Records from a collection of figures
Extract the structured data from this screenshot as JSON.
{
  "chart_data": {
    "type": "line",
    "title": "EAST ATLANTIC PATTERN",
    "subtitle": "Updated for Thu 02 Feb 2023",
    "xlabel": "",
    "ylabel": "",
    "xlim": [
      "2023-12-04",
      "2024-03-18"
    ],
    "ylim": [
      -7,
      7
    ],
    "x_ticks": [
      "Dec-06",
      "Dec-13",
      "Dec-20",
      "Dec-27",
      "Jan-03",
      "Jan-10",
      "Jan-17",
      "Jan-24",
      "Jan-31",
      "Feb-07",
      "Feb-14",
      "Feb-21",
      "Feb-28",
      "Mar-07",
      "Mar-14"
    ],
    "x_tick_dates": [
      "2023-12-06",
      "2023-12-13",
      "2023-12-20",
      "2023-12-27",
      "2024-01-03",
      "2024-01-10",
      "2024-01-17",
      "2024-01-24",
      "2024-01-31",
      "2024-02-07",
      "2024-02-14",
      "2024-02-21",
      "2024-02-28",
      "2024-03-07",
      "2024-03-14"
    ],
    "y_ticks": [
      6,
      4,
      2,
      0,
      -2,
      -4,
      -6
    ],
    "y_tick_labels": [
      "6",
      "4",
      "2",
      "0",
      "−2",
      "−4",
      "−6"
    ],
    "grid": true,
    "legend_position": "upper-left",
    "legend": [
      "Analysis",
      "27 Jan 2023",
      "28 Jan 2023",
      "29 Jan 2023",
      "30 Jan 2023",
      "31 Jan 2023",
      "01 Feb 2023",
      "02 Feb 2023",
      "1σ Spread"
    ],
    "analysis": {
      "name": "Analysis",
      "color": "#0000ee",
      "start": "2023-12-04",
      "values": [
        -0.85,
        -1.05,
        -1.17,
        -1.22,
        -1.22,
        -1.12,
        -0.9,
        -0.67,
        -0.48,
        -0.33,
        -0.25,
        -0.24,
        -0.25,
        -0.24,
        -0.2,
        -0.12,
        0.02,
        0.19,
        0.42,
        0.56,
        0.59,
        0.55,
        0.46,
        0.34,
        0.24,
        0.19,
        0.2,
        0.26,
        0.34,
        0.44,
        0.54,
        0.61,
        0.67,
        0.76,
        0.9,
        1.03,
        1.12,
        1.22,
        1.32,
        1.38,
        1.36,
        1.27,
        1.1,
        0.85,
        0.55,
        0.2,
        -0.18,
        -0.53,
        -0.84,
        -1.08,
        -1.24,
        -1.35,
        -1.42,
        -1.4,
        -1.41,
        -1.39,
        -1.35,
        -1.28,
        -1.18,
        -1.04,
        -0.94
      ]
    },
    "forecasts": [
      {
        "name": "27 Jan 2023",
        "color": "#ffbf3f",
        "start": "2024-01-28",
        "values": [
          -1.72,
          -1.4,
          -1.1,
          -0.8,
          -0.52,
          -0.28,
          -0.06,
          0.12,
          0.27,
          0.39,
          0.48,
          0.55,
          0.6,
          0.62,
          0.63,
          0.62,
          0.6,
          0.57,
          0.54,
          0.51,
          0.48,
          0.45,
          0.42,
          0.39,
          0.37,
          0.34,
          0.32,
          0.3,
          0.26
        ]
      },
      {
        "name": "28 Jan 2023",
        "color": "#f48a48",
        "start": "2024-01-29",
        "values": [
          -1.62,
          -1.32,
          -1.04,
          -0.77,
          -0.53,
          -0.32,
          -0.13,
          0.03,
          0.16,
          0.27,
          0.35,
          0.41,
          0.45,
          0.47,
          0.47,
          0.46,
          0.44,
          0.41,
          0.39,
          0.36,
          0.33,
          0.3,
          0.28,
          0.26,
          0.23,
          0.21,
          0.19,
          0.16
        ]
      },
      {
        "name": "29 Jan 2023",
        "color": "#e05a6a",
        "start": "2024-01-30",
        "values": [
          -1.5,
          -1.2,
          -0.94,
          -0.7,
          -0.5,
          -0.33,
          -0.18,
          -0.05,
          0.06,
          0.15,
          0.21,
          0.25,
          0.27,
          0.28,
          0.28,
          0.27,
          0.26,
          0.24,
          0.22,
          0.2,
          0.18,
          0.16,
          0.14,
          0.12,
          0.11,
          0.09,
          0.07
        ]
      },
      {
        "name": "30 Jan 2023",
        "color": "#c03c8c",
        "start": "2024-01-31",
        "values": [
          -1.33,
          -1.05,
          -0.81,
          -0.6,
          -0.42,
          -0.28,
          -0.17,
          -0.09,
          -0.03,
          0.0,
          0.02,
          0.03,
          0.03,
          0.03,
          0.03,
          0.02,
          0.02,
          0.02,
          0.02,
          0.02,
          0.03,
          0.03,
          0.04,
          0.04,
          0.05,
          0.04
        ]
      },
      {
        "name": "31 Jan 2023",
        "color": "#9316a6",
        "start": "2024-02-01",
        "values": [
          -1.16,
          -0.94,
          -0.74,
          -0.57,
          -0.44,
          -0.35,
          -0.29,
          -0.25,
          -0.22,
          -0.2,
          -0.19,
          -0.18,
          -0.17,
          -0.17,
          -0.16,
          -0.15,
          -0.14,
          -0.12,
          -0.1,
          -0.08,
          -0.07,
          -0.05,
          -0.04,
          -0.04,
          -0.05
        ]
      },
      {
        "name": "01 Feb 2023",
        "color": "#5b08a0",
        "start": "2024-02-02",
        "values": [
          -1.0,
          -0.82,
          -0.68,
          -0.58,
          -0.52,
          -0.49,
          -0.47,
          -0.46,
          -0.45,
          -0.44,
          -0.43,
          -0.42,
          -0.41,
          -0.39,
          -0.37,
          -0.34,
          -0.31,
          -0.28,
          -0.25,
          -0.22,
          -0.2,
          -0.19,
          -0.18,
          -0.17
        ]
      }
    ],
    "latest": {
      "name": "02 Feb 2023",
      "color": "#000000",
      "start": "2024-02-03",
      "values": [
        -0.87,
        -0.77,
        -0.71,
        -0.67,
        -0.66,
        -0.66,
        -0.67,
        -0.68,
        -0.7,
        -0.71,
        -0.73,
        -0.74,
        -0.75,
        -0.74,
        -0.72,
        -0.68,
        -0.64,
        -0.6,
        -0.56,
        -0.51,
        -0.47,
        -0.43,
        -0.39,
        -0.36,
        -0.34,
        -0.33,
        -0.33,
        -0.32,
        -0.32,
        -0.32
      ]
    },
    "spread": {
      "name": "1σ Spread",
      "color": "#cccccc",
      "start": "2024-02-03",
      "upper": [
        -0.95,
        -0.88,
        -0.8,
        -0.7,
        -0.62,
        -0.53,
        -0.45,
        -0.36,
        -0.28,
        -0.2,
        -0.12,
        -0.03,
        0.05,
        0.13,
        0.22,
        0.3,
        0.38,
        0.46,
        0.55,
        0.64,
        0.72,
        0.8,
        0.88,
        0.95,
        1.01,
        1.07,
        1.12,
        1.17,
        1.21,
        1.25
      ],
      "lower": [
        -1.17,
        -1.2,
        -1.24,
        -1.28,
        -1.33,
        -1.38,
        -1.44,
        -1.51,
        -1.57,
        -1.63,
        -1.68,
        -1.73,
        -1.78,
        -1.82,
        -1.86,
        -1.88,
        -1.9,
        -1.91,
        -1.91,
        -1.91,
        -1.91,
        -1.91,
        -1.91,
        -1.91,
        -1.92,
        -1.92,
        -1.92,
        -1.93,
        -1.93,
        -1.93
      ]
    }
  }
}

§ **YOUR OBJECTIVE**
From the material above, count the lines that include "start" and give only the total.

§ **ANSWER TO THIS EXERCISE**
9